Exercise objective -
Give the listing again character for character, but drop the images.

Some records:
* START *

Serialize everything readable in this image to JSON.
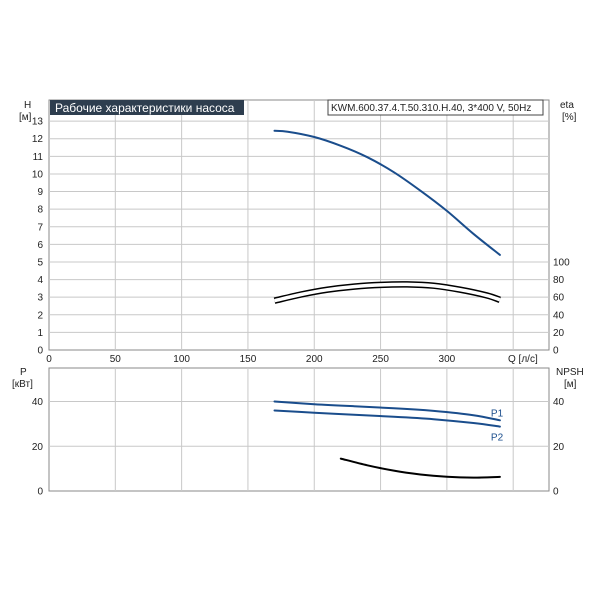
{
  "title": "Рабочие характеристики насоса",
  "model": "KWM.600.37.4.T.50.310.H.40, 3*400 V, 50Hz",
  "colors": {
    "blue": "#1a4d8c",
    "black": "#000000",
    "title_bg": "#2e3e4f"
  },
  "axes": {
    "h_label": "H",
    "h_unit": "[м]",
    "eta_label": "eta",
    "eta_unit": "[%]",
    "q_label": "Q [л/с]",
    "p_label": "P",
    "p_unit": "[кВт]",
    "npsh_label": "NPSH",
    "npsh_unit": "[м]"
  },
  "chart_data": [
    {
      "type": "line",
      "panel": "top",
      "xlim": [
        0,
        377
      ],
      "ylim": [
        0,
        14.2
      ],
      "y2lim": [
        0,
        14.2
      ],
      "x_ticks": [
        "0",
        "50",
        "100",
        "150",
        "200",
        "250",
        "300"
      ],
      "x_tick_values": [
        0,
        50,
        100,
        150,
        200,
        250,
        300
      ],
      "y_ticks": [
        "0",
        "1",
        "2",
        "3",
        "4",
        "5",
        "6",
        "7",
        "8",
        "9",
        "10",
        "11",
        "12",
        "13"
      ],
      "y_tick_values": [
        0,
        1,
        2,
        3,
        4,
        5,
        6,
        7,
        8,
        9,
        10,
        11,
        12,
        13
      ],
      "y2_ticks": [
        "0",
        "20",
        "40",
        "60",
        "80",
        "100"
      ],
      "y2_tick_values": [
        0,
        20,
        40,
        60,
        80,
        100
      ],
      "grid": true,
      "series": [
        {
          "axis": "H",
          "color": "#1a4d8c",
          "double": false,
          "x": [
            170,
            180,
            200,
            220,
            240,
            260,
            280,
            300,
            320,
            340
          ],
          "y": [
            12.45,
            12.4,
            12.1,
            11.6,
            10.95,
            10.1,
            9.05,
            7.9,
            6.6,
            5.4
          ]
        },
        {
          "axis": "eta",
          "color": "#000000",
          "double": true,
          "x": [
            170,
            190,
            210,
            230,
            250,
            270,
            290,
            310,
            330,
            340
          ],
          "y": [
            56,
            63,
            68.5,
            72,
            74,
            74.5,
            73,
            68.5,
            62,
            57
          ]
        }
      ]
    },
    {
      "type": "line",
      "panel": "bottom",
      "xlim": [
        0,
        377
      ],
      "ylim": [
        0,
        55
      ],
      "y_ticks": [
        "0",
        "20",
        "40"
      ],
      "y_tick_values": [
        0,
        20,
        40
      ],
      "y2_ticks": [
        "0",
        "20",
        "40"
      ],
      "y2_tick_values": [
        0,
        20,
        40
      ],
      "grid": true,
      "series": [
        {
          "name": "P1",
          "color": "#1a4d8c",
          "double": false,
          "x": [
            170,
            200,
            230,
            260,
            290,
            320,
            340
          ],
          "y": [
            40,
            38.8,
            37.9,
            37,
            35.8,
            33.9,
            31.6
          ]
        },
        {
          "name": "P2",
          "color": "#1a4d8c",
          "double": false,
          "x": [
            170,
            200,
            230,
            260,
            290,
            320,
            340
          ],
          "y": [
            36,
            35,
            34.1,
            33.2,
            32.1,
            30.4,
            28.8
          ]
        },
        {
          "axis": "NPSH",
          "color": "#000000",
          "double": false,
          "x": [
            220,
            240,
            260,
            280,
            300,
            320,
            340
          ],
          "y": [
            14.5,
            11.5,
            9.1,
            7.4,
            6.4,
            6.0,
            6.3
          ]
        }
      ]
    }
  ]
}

* END *

Reply to the exercise -
Serialize everything readable in this image to JSON.
{
  "title": "Рабочие характеристики насоса",
  "model": "KWM.600.37.4.T.50.310.H.40, 3*400 V, 50Hz",
  "colors": {
    "blue": "#1a4d8c",
    "black": "#000000",
    "title_bg": "#2e3e4f"
  },
  "axes": {
    "h_label": "H",
    "h_unit": "[м]",
    "eta_label": "eta",
    "eta_unit": "[%]",
    "q_label": "Q [л/с]",
    "p_label": "P",
    "p_unit": "[кВт]",
    "npsh_label": "NPSH",
    "npsh_unit": "[м]"
  },
  "chart_data": [
    {
      "type": "line",
      "panel": "top",
      "xlim": [
        0,
        377
      ],
      "ylim": [
        0,
        14.2
      ],
      "y2lim": [
        0,
        14.2
      ],
      "x_ticks": [
        "0",
        "50",
        "100",
        "150",
        "200",
        "250",
        "300"
      ],
      "x_tick_values": [
        0,
        50,
        100,
        150,
        200,
        250,
        300
      ],
      "y_ticks": [
        "0",
        "1",
        "2",
        "3",
        "4",
        "5",
        "6",
        "7",
        "8",
        "9",
        "10",
        "11",
        "12",
        "13"
      ],
      "y_tick_values": [
        0,
        1,
        2,
        3,
        4,
        5,
        6,
        7,
        8,
        9,
        10,
        11,
        12,
        13
      ],
      "y2_ticks": [
        "0",
        "20",
        "40",
        "60",
        "80",
        "100"
      ],
      "y2_tick_values": [
        0,
        20,
        40,
        60,
        80,
        100
      ],
      "grid": true,
      "series": [
        {
          "axis": "H",
          "color": "#1a4d8c",
          "double": false,
          "x": [
            170,
            180,
            200,
            220,
            240,
            260,
            280,
            300,
            320,
            340
          ],
          "y": [
            12.45,
            12.4,
            12.1,
            11.6,
            10.95,
            10.1,
            9.05,
            7.9,
            6.6,
            5.4
          ]
        },
        {
          "axis": "eta",
          "color": "#000000",
          "double": true,
          "x": [
            170,
            190,
            210,
            230,
            250,
            270,
            290,
            310,
            330,
            340
          ],
          "y": [
            56,
            63,
            68.5,
            72,
            74,
            74.5,
            73,
            68.5,
            62,
            57
          ]
        }
      ]
    },
    {
      "type": "line",
      "panel": "bottom",
      "xlim": [
        0,
        377
      ],
      "ylim": [
        0,
        55
      ],
      "y_ticks": [
        "0",
        "20",
        "40"
      ],
      "y_tick_values": [
        0,
        20,
        40
      ],
      "y2_ticks": [
        "0",
        "20",
        "40"
      ],
      "y2_tick_values": [
        0,
        20,
        40
      ],
      "grid": true,
      "series": [
        {
          "name": "P1",
          "color": "#1a4d8c",
          "double": false,
          "x": [
            170,
            200,
            230,
            260,
            290,
            320,
            340
          ],
          "y": [
            40,
            38.8,
            37.9,
            37,
            35.8,
            33.9,
            31.6
          ]
        },
        {
          "name": "P2",
          "color": "#1a4d8c",
          "double": false,
          "x": [
            170,
            200,
            230,
            260,
            290,
            320,
            340
          ],
          "y": [
            36,
            35,
            34.1,
            33.2,
            32.1,
            30.4,
            28.8
          ]
        },
        {
          "axis": "NPSH",
          "color": "#000000",
          "double": false,
          "x": [
            220,
            240,
            260,
            280,
            300,
            320,
            340
          ],
          "y": [
            14.5,
            11.5,
            9.1,
            7.4,
            6.4,
            6.0,
            6.3
          ]
        }
      ]
    }
  ]
}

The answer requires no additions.